*Text section*:
Tag Archives: education

Waverly Station Scaffolding, CC-BY-SA

Triangles

Waverly Station Scaffolding, CC-BY-SA

  • When my son asks “when will I ever have to know how to calculate the area of a triangle?” what do I say?

You could tell him, for one, that this might be the wrong question to be asking about his math homework, that while there is a good chance he won’t have a job where he has to do this precise calculation very often, that it’s nonetheless probably worth practicing it anyway, that it is worth getting a handle on how the calculation works, by manipulating a bunch of examples. The true value lies in practicing the application of calculative methods to abstract concepts.

Or if you wanted to be more specific, you might tell him that by breaking down a problem into its parts, identifying the right methods to solve those parts, and then fitting the solutions together, he is honing a skill set which will be necessary not only if he chooses a career in engineering, but also across a wide swath of both hands-on and math-heavy vocations; this description of the skill doubles as the basic task of those working computer science. If you were feeling sassy, you might mention that, beyond informing career options, identifying sub-problems and trying to reconcile solutions with one another also resonates with the analytical thrust necessary to the critique of political and philosophical arguments, therefore promises to develop more skeptical engagement with what is said in the media, not to mention that it spins cognitive wheels needed for the development and discovery of new perspectives on and forms of appreciation of art, film, dance, and music, and ultimately to creating a thoughtful approach to our own emotional lives, our relationships and our life choices.

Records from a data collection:
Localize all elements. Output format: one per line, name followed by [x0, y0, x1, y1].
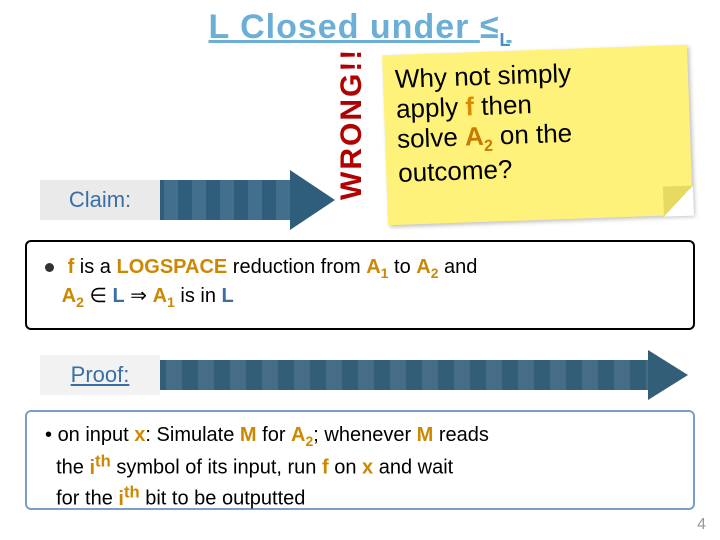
wrong-label: WRONG!!: [335, 48, 369, 200]
p5: reads: [433, 424, 489, 446]
arrow-shaft: [150, 180, 290, 220]
proof-label: Proof:: [40, 355, 160, 395]
claim-A2: A2: [416, 256, 438, 278]
p7: symbol of its input, run: [111, 457, 322, 479]
sticky-note: Why not simply apply f then solve A2 on …: [382, 45, 693, 226]
claim-t1: is a: [74, 256, 116, 278]
proof-x1: x: [134, 424, 145, 446]
p2: : Simulate: [145, 424, 239, 446]
claim-A1: A1: [366, 256, 388, 278]
proof-f: f: [322, 457, 329, 479]
proof-arrow-head-icon: [648, 350, 688, 400]
sticky-line2a: apply: [395, 91, 465, 123]
p10: for the: [56, 488, 118, 510]
sticky-fold: [663, 186, 694, 217]
proof-arrow-shaft: [150, 360, 650, 390]
claim-in: ∈: [84, 285, 113, 307]
claim-L2: L: [222, 285, 234, 307]
sticky-line2b: then: [473, 89, 532, 121]
sticky-line3a: solve: [397, 121, 466, 153]
claim-A2b: A2: [62, 285, 84, 307]
claim-t2: reduction from: [227, 256, 366, 278]
sticky-line4: outcome?: [398, 154, 513, 188]
sticky-line3b: on the: [492, 118, 573, 151]
claim-logspace: LOGSPACE: [116, 256, 227, 278]
claim-imp: ⇒: [125, 285, 153, 307]
arrow-head-icon: [290, 170, 335, 230]
claim-L1: L: [112, 285, 124, 307]
p8: on: [329, 457, 362, 479]
sticky-A2: A2: [464, 120, 493, 151]
proof-M2: M: [417, 424, 434, 446]
leq-symbol: ≤: [480, 8, 500, 47]
proof-x2: x: [362, 457, 373, 479]
claim-A1b: A1: [153, 285, 175, 307]
p3: for: [257, 424, 291, 446]
title-text: L Closed under: [209, 8, 480, 46]
p6: the: [56, 457, 89, 479]
proof-M1: M: [240, 424, 257, 446]
p4: ; whenever: [313, 424, 416, 446]
leq-sub: L: [499, 30, 511, 50]
claim-t5: is in: [175, 285, 222, 307]
page-number: 4: [697, 516, 706, 534]
claim-t4: and: [439, 256, 478, 278]
proof-ith1: ith: [89, 457, 110, 479]
claim-box: f is a LOGSPACE reduction from A1 to A2 …: [25, 240, 695, 330]
proof-box: • on input x: Simulate M for A2; wheneve…: [25, 410, 695, 510]
p1: on input: [58, 424, 135, 446]
claim-t3: to: [388, 256, 416, 278]
proof-ith2: ith: [118, 488, 139, 510]
claim-label: Claim:: [40, 180, 160, 220]
bullet-icon: [45, 263, 54, 272]
proof-A2: A2: [291, 424, 313, 446]
p11: bit to be outputted: [140, 488, 306, 510]
p9: and wait: [373, 457, 453, 479]
sticky-line1: Why not simply: [394, 58, 571, 94]
slide-title: L Closed under ≤L: [0, 0, 720, 51]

*Exercises to complete*:
a - In the post on triangle homework, where does the true value of working through the calculation lie?
b - Using the post on triangle homework, explain why practicing the triangle-area calculation is worthwhile even if the son will rarely need that exact calculation in a job.

*Outputs*:
a - It lies in practicing the application of calculative methods to abstract concepts.

b - Manipulating examples gives him a handle on how the calculation works, and its real value is in practicing the application of calculative methods to abstract concepts. Breaking a problem into parts, choosing methods for each and fitting the solutions together hones a skill set needed in engineering, computer science and many hands-on and math-heavy vocations.